• [RECORDS FOR THE TASK]:

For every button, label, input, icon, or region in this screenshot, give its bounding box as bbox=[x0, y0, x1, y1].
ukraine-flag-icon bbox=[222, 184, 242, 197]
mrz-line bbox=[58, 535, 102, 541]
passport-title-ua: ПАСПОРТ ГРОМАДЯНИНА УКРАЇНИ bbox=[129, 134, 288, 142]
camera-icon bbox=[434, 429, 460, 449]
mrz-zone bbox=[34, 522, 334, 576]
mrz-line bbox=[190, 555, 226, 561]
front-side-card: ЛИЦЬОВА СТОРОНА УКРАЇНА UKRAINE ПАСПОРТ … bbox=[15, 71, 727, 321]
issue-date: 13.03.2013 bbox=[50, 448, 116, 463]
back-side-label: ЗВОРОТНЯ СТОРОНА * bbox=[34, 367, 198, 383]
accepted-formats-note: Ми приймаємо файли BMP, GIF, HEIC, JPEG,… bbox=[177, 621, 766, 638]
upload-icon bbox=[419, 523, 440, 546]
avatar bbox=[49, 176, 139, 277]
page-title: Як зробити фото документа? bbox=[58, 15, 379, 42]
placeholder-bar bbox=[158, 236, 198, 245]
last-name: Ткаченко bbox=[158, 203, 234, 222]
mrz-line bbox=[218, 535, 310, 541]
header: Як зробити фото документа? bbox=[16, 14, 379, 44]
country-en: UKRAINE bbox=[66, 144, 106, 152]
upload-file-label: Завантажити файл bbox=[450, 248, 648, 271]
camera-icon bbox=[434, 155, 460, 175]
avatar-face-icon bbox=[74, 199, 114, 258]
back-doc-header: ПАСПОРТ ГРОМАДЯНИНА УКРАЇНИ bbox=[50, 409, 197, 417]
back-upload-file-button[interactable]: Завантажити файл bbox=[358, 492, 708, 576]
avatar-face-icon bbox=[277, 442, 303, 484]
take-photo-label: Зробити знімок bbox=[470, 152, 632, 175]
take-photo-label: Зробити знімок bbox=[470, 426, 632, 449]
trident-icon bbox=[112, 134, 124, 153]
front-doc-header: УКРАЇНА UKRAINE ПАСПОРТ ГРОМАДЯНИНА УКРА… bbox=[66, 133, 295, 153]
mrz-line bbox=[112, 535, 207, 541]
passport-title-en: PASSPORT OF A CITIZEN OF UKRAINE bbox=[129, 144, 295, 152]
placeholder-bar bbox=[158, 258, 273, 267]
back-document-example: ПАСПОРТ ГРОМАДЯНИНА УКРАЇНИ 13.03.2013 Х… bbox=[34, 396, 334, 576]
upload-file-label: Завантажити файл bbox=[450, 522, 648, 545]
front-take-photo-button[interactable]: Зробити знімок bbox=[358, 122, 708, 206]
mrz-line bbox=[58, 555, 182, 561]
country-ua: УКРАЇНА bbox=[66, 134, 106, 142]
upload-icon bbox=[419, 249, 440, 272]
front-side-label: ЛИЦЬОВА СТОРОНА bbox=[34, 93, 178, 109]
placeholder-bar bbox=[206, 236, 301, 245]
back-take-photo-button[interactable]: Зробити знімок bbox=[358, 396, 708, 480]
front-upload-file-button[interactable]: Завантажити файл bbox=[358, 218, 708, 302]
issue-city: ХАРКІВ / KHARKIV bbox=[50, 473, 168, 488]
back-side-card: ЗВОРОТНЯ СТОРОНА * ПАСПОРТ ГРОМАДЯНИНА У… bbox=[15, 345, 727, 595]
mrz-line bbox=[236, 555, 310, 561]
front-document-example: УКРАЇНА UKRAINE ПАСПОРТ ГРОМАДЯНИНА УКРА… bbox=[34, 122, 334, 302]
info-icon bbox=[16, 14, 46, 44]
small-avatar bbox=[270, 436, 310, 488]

...

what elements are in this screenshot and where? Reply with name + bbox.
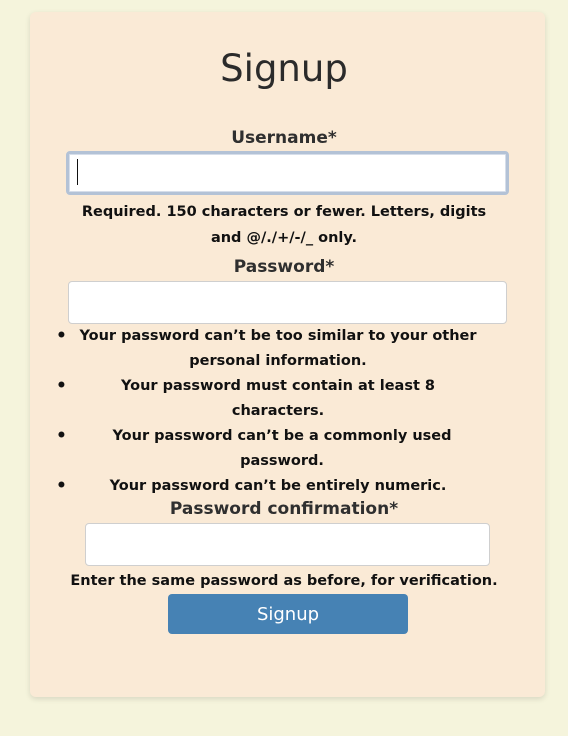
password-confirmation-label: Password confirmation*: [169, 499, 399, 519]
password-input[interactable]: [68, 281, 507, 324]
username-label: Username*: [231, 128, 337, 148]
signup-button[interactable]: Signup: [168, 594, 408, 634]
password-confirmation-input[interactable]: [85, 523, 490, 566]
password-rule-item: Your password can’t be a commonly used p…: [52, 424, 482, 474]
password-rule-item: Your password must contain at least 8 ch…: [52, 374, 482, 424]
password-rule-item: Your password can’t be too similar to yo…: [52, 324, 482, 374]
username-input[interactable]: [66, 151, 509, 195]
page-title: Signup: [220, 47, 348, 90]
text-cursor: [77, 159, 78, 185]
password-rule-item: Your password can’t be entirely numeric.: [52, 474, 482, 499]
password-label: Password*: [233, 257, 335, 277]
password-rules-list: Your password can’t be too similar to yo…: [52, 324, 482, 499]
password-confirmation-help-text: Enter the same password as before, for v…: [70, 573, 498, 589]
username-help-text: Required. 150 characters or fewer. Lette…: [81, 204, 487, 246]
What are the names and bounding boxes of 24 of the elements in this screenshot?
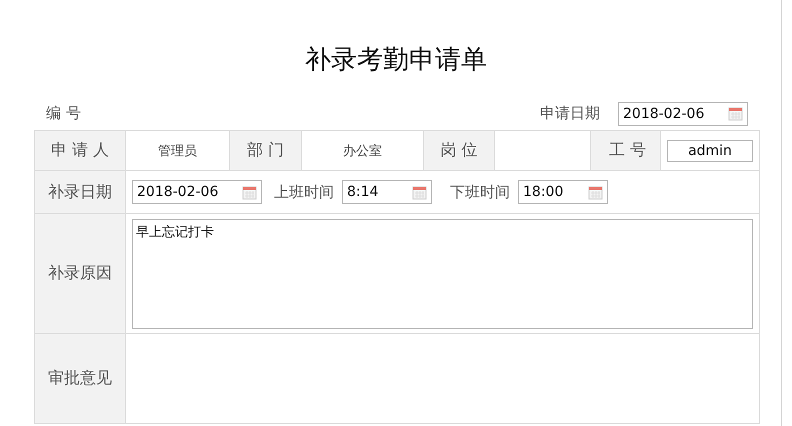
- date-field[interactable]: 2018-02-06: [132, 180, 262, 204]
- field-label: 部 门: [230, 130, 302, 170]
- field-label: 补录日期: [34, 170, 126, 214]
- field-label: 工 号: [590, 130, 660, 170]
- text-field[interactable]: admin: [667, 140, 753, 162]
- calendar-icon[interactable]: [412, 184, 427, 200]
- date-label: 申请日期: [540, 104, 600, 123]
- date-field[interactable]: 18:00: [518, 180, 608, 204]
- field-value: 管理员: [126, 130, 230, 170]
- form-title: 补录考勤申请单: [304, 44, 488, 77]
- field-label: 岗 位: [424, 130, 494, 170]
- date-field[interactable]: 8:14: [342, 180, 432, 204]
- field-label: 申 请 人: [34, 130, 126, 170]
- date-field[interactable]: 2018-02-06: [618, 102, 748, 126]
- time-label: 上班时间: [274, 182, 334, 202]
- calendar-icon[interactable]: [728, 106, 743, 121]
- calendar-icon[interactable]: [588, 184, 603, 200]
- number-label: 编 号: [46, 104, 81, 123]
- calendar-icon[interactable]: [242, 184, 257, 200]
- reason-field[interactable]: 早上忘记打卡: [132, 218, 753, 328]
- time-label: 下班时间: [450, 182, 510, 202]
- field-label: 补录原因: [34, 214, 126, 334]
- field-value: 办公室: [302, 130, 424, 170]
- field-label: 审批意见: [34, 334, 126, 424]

• [WHAT TO WORK ON]: Can you copy out the data lines word for word, beginning with the line containing "499, 399, 519]" and continuing through the line containing "What are the", with both of those lines included?

• [WRITTEN ANSWER]:
password-confirmation-label: Password confirmation*: [169, 499, 399, 519]
password-input[interactable]: [68, 281, 507, 324]
username-label: Username*: [231, 128, 337, 148]
signup-button[interactable]: Signup: [168, 594, 408, 634]
password-confirmation-input[interactable]: [85, 523, 490, 566]
password-rule-item: Your password can’t be a commonly used p…: [52, 424, 482, 474]
password-rule-item: Your password must contain at least 8 ch…: [52, 374, 482, 424]
password-rule-item: Your password can’t be too similar to yo…: [52, 324, 482, 374]
username-input[interactable]: [66, 151, 509, 195]
page-title: Signup: [220, 47, 348, 90]
text-cursor: [77, 159, 78, 185]
password-rule-item: Your password can’t be entirely numeric.: [52, 474, 482, 499]
password-label: Password*: [233, 257, 335, 277]
password-rules-list: Your password can’t be too similar to yo…: [52, 324, 482, 499]
password-confirmation-help-text: Enter the same password as before, for v…: [70, 573, 498, 589]
username-help-text: Required. 150 characters or fewer. Lette…: [81, 204, 487, 246]
What are the names and bounding boxes of 24 of the elements in this screenshot?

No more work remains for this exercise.